## [Directions for this task]
Using the listing below, copy every line that mentions "operations".
______
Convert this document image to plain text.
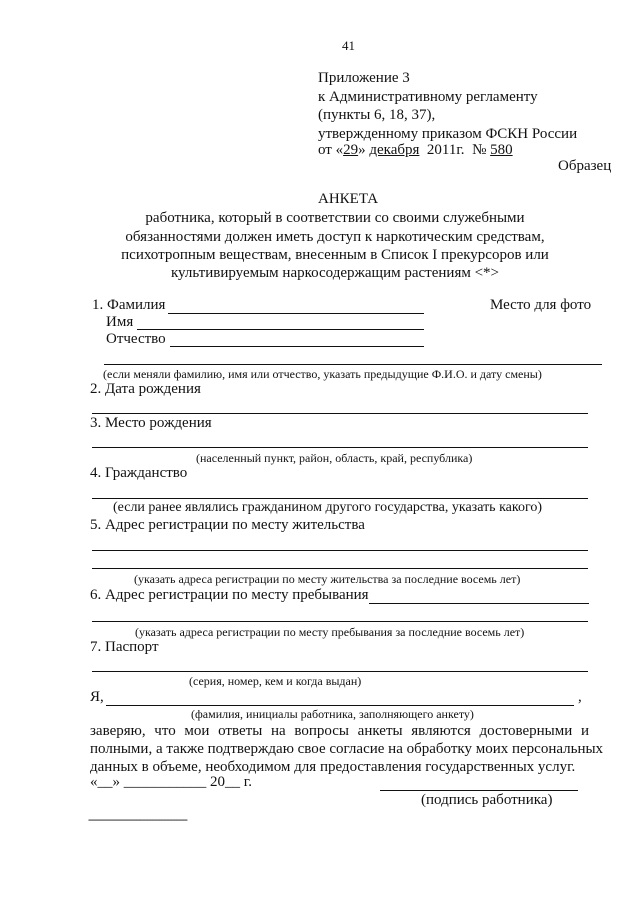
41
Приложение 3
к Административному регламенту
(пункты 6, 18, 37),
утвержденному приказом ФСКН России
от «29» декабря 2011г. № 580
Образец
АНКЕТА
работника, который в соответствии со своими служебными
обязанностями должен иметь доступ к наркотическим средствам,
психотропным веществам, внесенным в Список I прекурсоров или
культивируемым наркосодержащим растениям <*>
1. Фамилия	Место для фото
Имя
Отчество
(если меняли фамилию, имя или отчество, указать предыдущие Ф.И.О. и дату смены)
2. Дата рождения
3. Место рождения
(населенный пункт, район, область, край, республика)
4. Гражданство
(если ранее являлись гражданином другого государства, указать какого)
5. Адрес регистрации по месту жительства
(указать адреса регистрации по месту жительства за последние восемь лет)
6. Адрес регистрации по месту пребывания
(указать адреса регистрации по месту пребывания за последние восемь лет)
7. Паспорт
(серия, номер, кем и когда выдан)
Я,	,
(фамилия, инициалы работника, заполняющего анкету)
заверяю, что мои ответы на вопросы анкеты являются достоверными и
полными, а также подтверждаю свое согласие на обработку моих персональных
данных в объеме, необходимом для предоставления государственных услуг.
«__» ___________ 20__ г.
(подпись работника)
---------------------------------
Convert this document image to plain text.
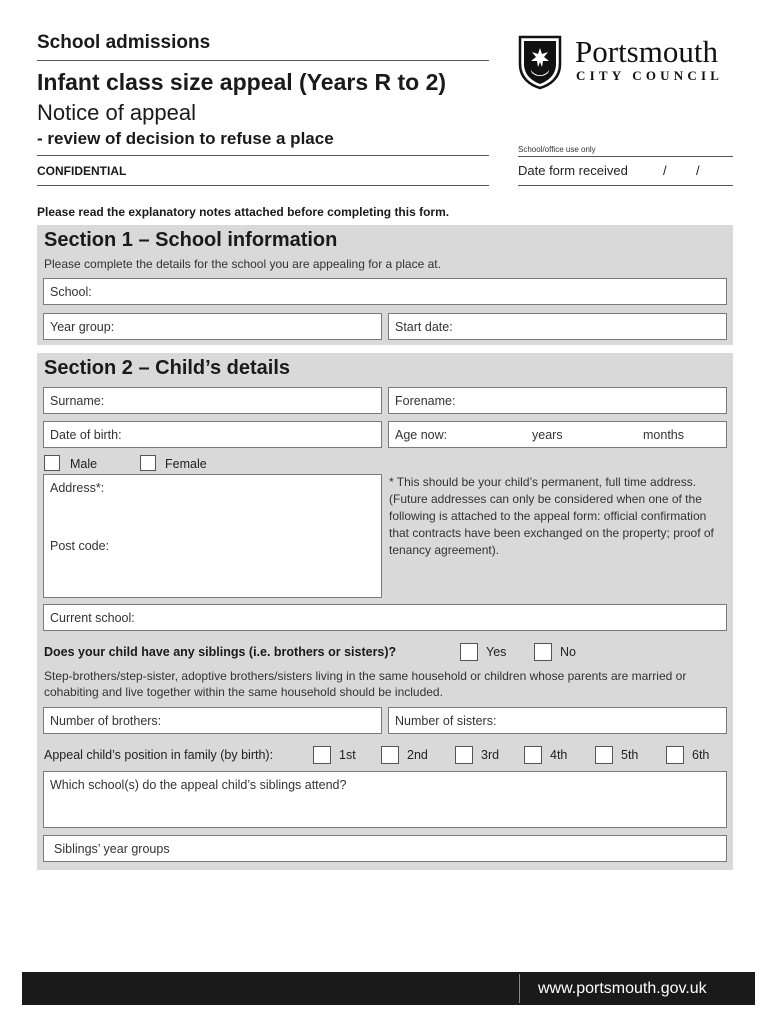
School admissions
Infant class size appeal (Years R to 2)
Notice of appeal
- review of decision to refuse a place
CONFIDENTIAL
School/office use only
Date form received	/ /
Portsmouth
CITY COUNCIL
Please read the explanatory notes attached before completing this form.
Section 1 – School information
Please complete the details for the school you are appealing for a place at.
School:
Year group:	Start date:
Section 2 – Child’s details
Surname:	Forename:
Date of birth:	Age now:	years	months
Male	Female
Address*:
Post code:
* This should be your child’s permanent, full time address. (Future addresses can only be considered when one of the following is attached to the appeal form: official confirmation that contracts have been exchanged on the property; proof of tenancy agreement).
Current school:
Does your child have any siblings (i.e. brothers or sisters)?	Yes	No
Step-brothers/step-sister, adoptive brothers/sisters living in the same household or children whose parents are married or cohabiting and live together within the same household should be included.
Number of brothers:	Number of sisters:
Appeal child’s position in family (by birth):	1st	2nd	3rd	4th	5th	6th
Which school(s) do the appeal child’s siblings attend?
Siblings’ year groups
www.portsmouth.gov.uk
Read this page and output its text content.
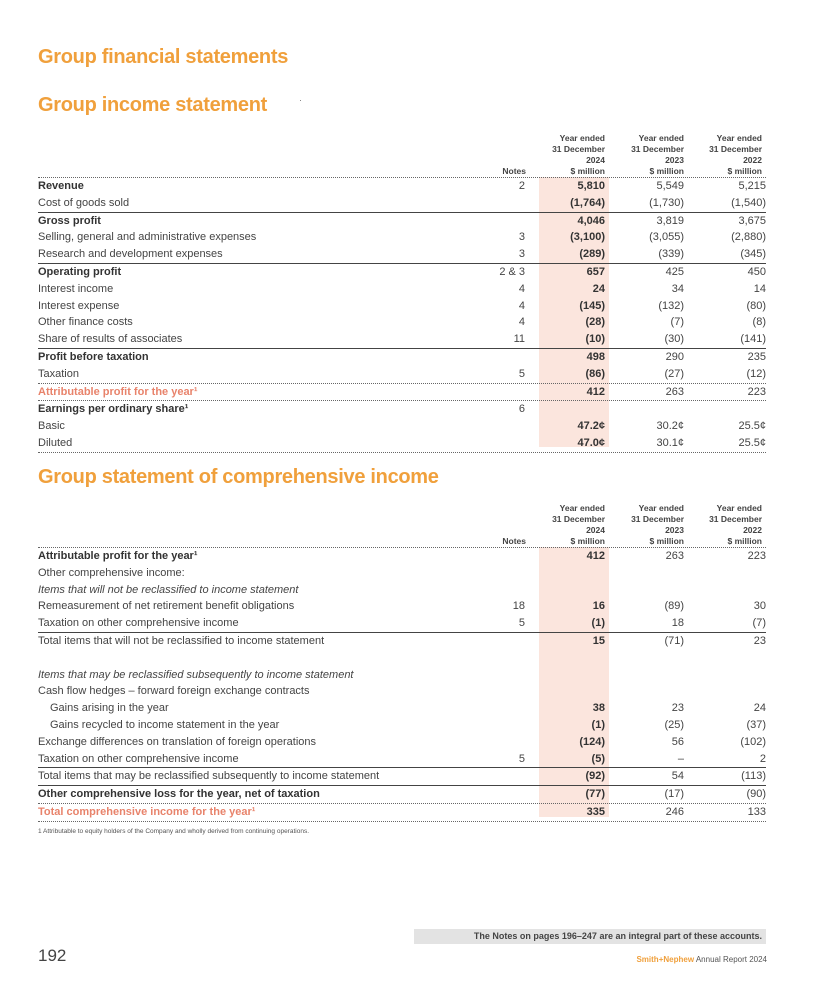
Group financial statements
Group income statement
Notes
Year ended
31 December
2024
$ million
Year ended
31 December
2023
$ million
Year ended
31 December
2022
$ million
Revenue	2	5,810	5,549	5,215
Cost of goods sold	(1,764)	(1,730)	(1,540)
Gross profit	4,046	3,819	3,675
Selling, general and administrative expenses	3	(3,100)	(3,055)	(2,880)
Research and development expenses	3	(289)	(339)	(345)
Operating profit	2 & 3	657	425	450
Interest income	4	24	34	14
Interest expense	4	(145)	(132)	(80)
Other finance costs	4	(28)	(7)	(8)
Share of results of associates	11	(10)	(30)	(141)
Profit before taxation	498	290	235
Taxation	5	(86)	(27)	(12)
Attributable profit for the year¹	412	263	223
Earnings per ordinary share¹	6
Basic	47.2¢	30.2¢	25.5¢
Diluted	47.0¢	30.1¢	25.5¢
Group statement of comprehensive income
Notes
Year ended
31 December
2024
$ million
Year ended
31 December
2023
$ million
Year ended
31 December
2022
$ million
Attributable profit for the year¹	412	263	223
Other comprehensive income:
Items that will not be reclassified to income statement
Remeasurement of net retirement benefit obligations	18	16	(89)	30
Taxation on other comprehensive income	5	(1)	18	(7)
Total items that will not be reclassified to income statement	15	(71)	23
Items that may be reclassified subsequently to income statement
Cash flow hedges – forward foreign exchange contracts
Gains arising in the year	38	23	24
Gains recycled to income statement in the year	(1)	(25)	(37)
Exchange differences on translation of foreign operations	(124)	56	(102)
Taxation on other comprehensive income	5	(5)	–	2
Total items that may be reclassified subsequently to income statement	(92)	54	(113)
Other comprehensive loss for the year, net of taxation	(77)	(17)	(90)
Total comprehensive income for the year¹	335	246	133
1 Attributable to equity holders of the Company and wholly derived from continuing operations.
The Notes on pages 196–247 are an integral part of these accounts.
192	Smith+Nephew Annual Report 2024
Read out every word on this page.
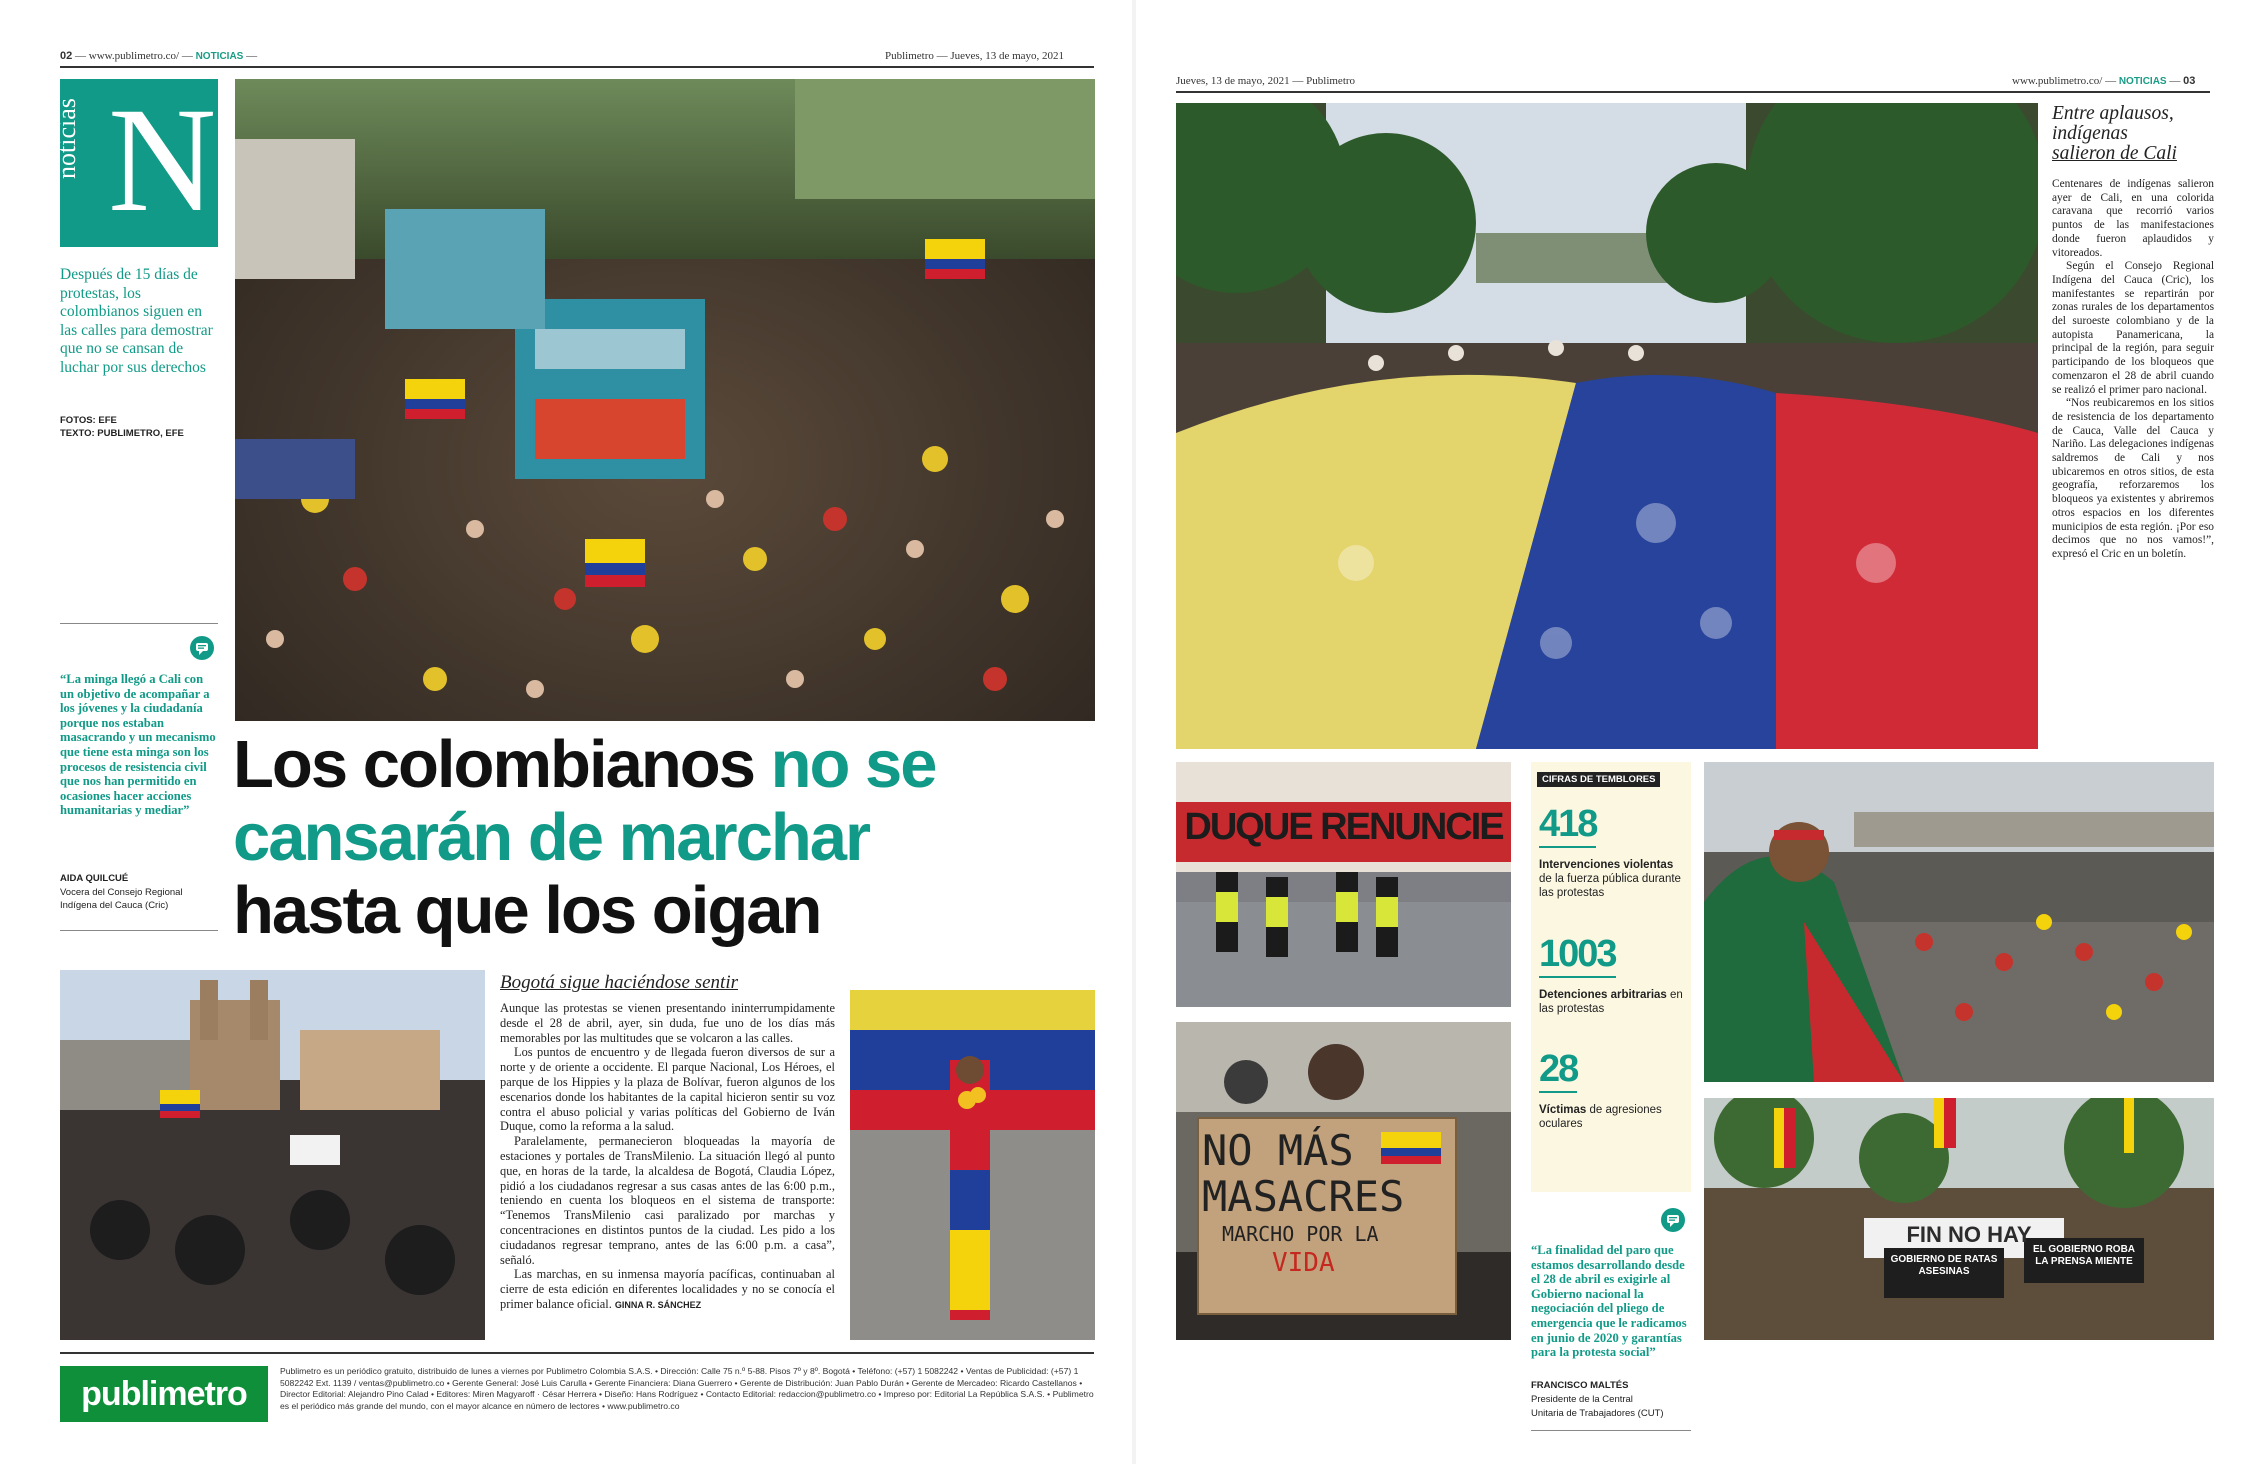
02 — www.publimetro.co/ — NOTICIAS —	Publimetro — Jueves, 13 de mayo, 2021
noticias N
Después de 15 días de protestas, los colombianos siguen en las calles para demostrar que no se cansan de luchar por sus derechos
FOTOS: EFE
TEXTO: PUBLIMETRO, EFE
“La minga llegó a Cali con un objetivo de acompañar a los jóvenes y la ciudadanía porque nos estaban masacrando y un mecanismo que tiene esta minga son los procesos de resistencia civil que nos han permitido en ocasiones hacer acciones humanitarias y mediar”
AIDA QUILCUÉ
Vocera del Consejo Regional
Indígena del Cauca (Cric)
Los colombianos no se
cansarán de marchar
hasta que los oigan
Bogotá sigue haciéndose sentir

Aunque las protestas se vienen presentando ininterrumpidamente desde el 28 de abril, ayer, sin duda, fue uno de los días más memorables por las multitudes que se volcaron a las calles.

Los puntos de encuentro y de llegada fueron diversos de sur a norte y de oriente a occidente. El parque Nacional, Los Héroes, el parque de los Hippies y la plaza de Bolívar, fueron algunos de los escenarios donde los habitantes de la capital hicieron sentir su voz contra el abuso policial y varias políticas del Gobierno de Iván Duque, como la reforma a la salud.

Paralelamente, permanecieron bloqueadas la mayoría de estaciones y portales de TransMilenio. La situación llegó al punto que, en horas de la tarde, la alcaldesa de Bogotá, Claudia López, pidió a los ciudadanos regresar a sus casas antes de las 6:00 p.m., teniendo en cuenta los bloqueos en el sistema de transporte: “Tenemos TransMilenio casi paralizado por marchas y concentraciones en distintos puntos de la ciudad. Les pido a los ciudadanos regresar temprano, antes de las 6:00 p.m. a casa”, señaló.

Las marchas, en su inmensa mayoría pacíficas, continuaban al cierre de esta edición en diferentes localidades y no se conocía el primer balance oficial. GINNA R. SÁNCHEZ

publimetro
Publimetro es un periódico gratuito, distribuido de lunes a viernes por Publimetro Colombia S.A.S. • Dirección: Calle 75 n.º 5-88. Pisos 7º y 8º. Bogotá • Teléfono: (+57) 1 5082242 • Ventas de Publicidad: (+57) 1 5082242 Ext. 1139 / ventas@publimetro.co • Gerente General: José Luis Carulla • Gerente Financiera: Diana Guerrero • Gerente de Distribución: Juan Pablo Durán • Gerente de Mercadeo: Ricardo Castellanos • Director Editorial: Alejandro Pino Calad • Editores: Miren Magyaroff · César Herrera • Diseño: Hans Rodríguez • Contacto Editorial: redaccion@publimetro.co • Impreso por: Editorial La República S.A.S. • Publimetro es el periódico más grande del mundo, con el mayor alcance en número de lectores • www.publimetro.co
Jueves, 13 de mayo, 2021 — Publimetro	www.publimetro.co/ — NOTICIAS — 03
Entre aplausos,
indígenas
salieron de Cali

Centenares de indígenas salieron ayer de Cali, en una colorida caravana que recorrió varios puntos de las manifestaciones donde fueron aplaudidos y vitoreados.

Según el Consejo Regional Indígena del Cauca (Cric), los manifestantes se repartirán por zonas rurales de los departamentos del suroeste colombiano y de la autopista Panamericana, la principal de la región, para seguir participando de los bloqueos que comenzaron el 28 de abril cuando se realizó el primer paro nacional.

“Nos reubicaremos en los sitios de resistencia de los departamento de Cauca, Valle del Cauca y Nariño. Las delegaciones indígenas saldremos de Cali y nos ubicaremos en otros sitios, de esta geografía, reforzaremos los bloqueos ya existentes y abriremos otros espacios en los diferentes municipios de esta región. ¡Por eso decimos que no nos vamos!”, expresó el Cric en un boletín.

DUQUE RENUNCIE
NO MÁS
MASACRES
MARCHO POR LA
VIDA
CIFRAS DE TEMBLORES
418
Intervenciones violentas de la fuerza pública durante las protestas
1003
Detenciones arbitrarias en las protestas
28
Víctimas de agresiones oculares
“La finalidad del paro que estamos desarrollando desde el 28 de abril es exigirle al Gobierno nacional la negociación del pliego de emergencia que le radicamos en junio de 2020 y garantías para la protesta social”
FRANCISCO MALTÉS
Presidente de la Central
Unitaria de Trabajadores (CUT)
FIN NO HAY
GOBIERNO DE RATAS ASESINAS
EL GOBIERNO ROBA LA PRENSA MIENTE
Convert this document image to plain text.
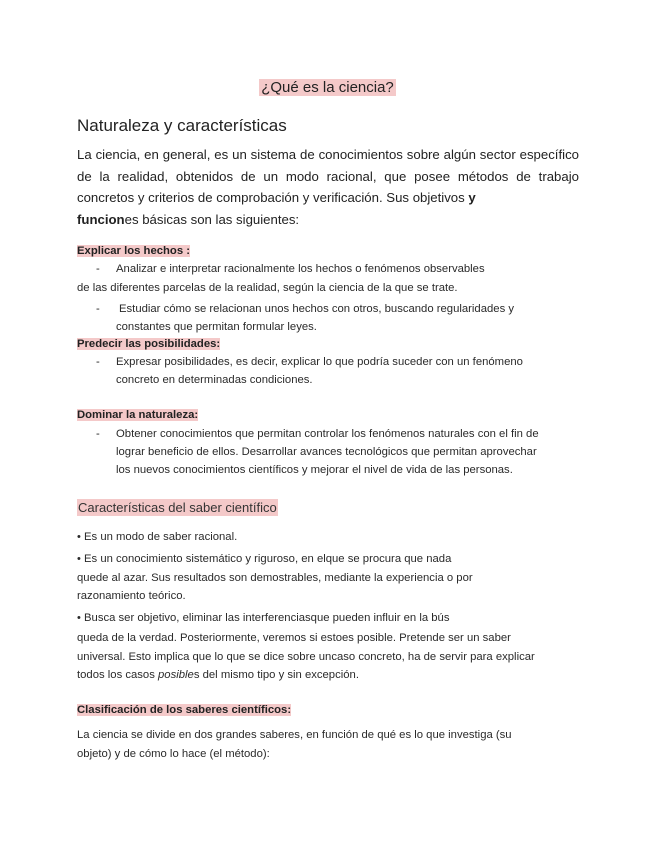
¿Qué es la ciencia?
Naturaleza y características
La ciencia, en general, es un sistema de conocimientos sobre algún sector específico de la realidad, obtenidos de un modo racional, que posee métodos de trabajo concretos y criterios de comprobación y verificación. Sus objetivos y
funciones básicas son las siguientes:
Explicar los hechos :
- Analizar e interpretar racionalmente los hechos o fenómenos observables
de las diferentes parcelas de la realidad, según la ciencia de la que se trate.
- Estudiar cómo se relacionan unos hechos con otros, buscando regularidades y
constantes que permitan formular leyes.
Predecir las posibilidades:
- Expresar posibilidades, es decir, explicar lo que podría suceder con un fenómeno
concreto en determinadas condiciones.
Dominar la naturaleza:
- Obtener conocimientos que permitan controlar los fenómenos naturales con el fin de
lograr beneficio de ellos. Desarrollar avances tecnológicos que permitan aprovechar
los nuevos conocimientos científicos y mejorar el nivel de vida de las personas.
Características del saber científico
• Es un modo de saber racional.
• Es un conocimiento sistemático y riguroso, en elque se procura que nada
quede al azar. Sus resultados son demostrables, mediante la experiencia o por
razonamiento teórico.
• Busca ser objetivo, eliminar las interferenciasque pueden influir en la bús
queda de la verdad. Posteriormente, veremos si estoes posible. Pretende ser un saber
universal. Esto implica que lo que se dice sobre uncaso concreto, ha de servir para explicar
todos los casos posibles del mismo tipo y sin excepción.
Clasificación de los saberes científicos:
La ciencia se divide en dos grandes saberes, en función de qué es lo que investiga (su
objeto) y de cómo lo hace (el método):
______
## [Solution]
Exchange differences on translation of foreign operations	(124)	56	(102)
1 Attributable to equity holders of the Company and wholly derived from continuing operations.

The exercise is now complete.